• _Instruction_:
Without the pictures, reproduce the records that follow exactly.

Data excerpts:

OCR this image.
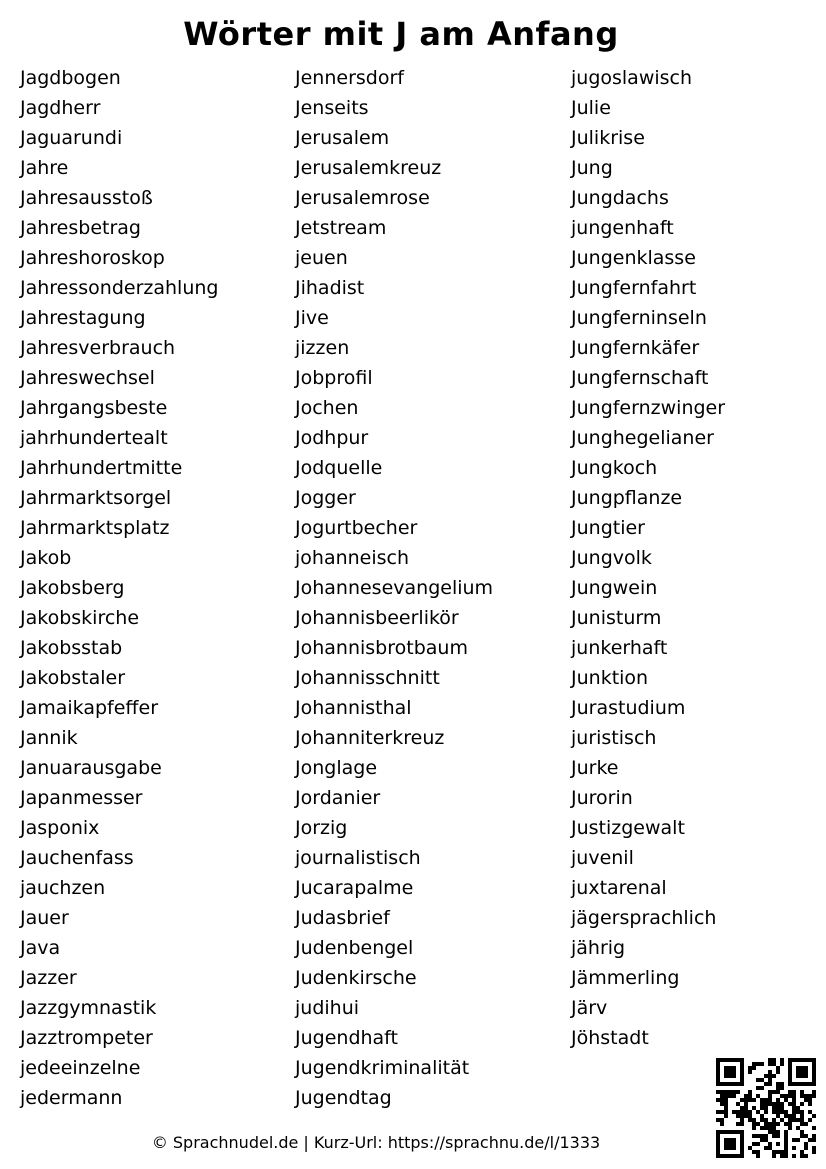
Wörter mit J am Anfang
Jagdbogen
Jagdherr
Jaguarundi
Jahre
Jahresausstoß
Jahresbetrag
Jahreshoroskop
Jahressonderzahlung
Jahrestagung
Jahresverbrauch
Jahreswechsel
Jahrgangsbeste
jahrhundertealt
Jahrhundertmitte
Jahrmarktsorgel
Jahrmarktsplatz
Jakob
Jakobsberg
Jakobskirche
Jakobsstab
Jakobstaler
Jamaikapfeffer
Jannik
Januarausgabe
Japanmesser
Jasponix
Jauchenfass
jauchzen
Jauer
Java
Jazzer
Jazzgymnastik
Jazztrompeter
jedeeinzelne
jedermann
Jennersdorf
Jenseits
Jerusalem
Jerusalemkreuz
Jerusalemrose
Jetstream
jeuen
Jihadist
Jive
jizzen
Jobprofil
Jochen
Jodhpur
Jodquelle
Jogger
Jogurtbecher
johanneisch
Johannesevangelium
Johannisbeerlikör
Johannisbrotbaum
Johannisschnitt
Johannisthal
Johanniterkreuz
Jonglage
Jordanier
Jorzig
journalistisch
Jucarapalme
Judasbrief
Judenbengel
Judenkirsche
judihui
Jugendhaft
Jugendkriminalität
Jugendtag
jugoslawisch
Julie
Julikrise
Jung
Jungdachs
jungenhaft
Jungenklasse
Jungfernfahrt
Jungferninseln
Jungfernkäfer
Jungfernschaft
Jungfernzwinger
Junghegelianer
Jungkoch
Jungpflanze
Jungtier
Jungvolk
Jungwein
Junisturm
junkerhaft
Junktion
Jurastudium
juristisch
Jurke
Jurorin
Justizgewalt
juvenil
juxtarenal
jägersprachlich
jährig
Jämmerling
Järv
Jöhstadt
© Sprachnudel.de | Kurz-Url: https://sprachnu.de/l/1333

• _Reply to the task_:
OCR this image.
Wörter mit J am Anfang
Jagdbogen
Jagdherr
Jaguarundi
Jahre
Jahresausstoß
Jahresbetrag
Jahreshoroskop
Jahressonderzahlung
Jahrestagung
Jahresverbrauch
Jahreswechsel
Jahrgangsbeste
jahrhundertealt
Jahrhundertmitte
Jahrmarktsorgel
Jahrmarktsplatz
Jakob
Jakobsberg
Jakobskirche
Jakobsstab
Jakobstaler
Jamaikapfeffer
Jannik
Januarausgabe
Japanmesser
Jasponix
Jauchenfass
jauchzen
Jauer
Java
Jazzer
Jazzgymnastik
Jazztrompeter
jedeeinzelne
jedermann
Jennersdorf
Jenseits
Jerusalem
Jerusalemkreuz
Jerusalemrose
Jetstream
jeuen
Jihadist
Jive
jizzen
Jobprofil
Jochen
Jodhpur
Jodquelle
Jogger
Jogurtbecher
johanneisch
Johannesevangelium
Johannisbeerlikör
Johannisbrotbaum
Johannisschnitt
Johannisthal
Johanniterkreuz
Jonglage
Jordanier
Jorzig
journalistisch
Jucarapalme
Judasbrief
Judenbengel
Judenkirsche
judihui
Jugendhaft
Jugendkriminalität
Jugendtag
jugoslawisch
Julie
Julikrise
Jung
Jungdachs
jungenhaft
Jungenklasse
Jungfernfahrt
Jungferninseln
Jungfernkäfer
Jungfernschaft
Jungfernzwinger
Junghegelianer
Jungkoch
Jungpflanze
Jungtier
Jungvolk
Jungwein
Junisturm
junkerhaft
Junktion
Jurastudium
juristisch
Jurke
Jurorin
Justizgewalt
juvenil
juxtarenal
jägersprachlich
jährig
Jämmerling
Järv
Jöhstadt
© Sprachnudel.de | Kurz-Url: https://sprachnu.de/l/1333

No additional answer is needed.